TASK DESCRIPTION:
Please give the data below again in full, exactly as it stands.

STORED ROWS:
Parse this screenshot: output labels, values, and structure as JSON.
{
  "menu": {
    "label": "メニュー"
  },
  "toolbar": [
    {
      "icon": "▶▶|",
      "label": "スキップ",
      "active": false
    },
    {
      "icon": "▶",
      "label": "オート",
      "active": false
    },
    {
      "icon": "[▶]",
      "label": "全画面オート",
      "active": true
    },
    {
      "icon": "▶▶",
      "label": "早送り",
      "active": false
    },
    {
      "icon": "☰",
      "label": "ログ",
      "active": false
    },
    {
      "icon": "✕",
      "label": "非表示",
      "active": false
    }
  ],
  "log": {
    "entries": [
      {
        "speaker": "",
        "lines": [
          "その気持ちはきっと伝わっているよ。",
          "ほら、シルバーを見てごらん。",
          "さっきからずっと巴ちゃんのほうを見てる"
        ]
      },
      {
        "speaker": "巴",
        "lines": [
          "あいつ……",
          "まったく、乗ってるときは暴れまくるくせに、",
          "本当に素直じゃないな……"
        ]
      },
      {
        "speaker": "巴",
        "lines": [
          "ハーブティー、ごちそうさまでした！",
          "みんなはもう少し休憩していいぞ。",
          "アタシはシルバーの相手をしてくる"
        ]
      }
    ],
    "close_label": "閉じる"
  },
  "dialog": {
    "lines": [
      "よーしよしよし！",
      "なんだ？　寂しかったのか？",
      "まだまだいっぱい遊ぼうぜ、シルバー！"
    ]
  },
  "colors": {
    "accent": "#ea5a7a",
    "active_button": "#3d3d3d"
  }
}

RESULT BELOW:
Parse this screenshot: output labels, values, and structure as JSON.
{
  "menu": {
    "label": "メニュー"
  },
  "toolbar": [
    {
      "icon": "▶▶|",
      "label": "スキップ",
      "active": false
    },
    {
      "icon": "▶",
      "label": "オート",
      "active": false
    },
    {
      "icon": "[▶]",
      "label": "全画面オート",
      "active": true
    },
    {
      "icon": "▶▶",
      "label": "早送り",
      "active": false
    },
    {
      "icon": "☰",
      "label": "ログ",
      "active": false
    },
    {
      "icon": "✕",
      "label": "非表示",
      "active": false
    }
  ],
  "log": {
    "entries": [
      {
        "speaker": "",
        "lines": [
          "その気持ちはきっと伝わっているよ。",
          "ほら、シルバーを見てごらん。",
          "さっきからずっと巴ちゃんのほうを見てる"
        ]
      },
      {
        "speaker": "巴",
        "lines": [
          "あいつ……",
          "まったく、乗ってるときは暴れまくるくせに、",
          "本当に素直じゃないな……"
        ]
      },
      {
        "speaker": "巴",
        "lines": [
          "ハーブティー、ごちそうさまでした！",
          "みんなはもう少し休憩していいぞ。",
          "アタシはシルバーの相手をしてくる"
        ]
      }
    ],
    "close_label": "閉じる"
  },
  "dialog": {
    "lines": [
      "よーしよしよし！",
      "なんだ？　寂しかったのか？",
      "まだまだいっぱい遊ぼうぜ、シルバー！"
    ]
  },
  "colors": {
    "accent": "#ea5a7a",
    "active_button": "#3d3d3d"
  }
}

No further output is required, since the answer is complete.